Which lines hold the word "values"? Copy each one.

Data entries:
--------

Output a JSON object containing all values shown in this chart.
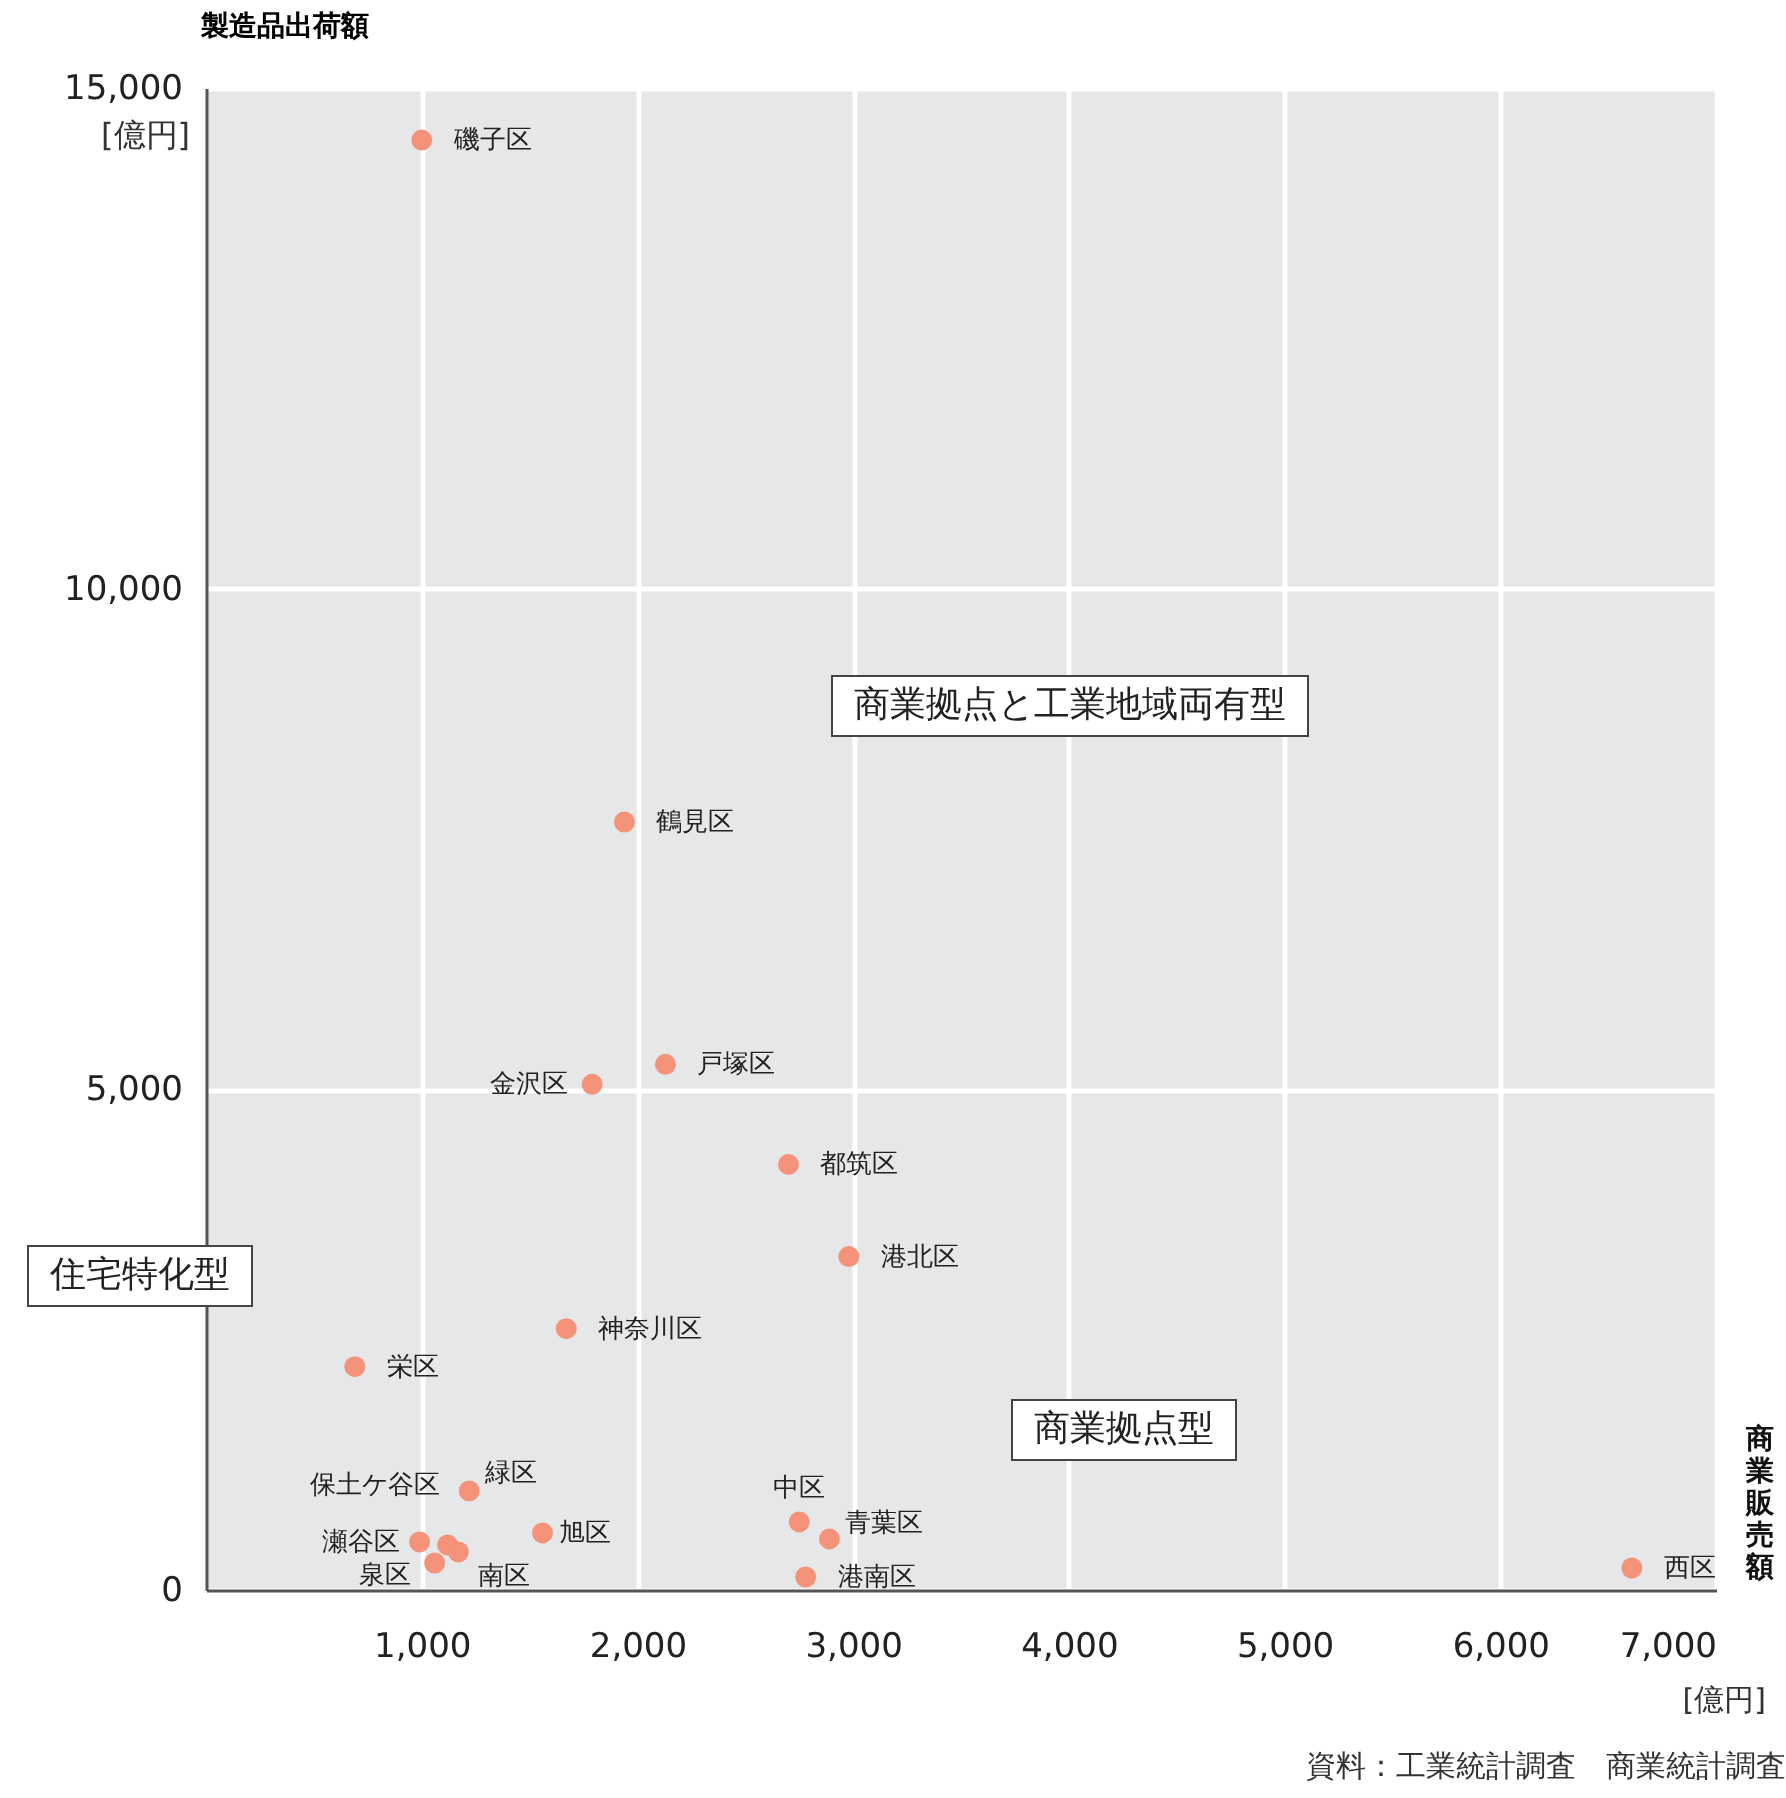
{
  "chart_data": {
    "type": "scatter",
    "xlabel": "商業販売額",
    "ylabel": "製造品出荷額",
    "xlim": [
      0,
      7000
    ],
    "ylim": [
      0,
      15000
    ],
    "xticks": [
      {
        "value": 1000,
        "label": "1,000"
      },
      {
        "value": 2000,
        "label": "2,000"
      },
      {
        "value": 3000,
        "label": "3,000"
      },
      {
        "value": 4000,
        "label": "4,000"
      },
      {
        "value": 5000,
        "label": "5,000"
      },
      {
        "value": 6000,
        "label": "6,000"
      },
      {
        "value": 7000,
        "label": "7,000"
      }
    ],
    "yticks": [
      0,
      {
        "value": 5000,
        "label": "5,000"
      },
      {
        "value": 10000,
        "label": "10,000"
      },
      {
        "value": 15000,
        "label": "15,000"
      }
    ],
    "grid": true,
    "marker": "circle",
    "series": [
      {
        "color": "#f4937a",
        "x": [
          1000,
          1940,
          2130,
          1790,
          2700,
          2980,
          1670,
          690,
          1220,
          990,
          1120,
          1170,
          1060,
          1560,
          2750,
          2890,
          2780,
          6610
        ],
        "values": [
          14480,
          7670,
          5250,
          5050,
          4250,
          3330,
          2610,
          2230,
          990,
          480,
          450,
          380,
          270,
          570,
          680,
          510,
          130,
          220
        ]
      }
    ],
    "annotations": [
      "[億円]",
      "[億円]",
      "資料：工業統計調査　商業統計調査",
      "商業拠点と工業地域両有型",
      "住宅特化型",
      "商業拠点型",
      {
        "text": "磯子区",
        "x": 1000,
        "y": 14480
      },
      {
        "text": "鶴見区",
        "x": 1940,
        "y": 7670
      },
      {
        "text": "戸塚区",
        "x": 2130,
        "y": 5250
      },
      {
        "text": "金沢区",
        "x": 1790,
        "y": 5050
      },
      {
        "text": "都筑区",
        "x": 2700,
        "y": 4250
      },
      {
        "text": "港北区",
        "x": 2980,
        "y": 3330
      },
      {
        "text": "神奈川区",
        "x": 1670,
        "y": 2610
      },
      {
        "text": "栄区",
        "x": 690,
        "y": 2230
      },
      {
        "text": "緑区",
        "x": 1220,
        "y": 990
      },
      {
        "text": "瀬谷区",
        "x": 990,
        "y": 480
      },
      {
        "text": "保土ケ谷区",
        "x": 1120,
        "y": 450
      },
      {
        "text": "南区",
        "x": 1170,
        "y": 380
      },
      {
        "text": "泉区",
        "x": 1060,
        "y": 270
      },
      {
        "text": "旭区",
        "x": 1560,
        "y": 570
      },
      {
        "text": "中区",
        "x": 2750,
        "y": 680
      },
      {
        "text": "青葉区",
        "x": 2890,
        "y": 510
      },
      {
        "text": "港南区",
        "x": 2780,
        "y": 130
      },
      {
        "text": "西区",
        "x": 6610,
        "y": 220
      }
    ]
  }
}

--------

» Result
Output a JSON object containing all values shown in this chart.
        "values": [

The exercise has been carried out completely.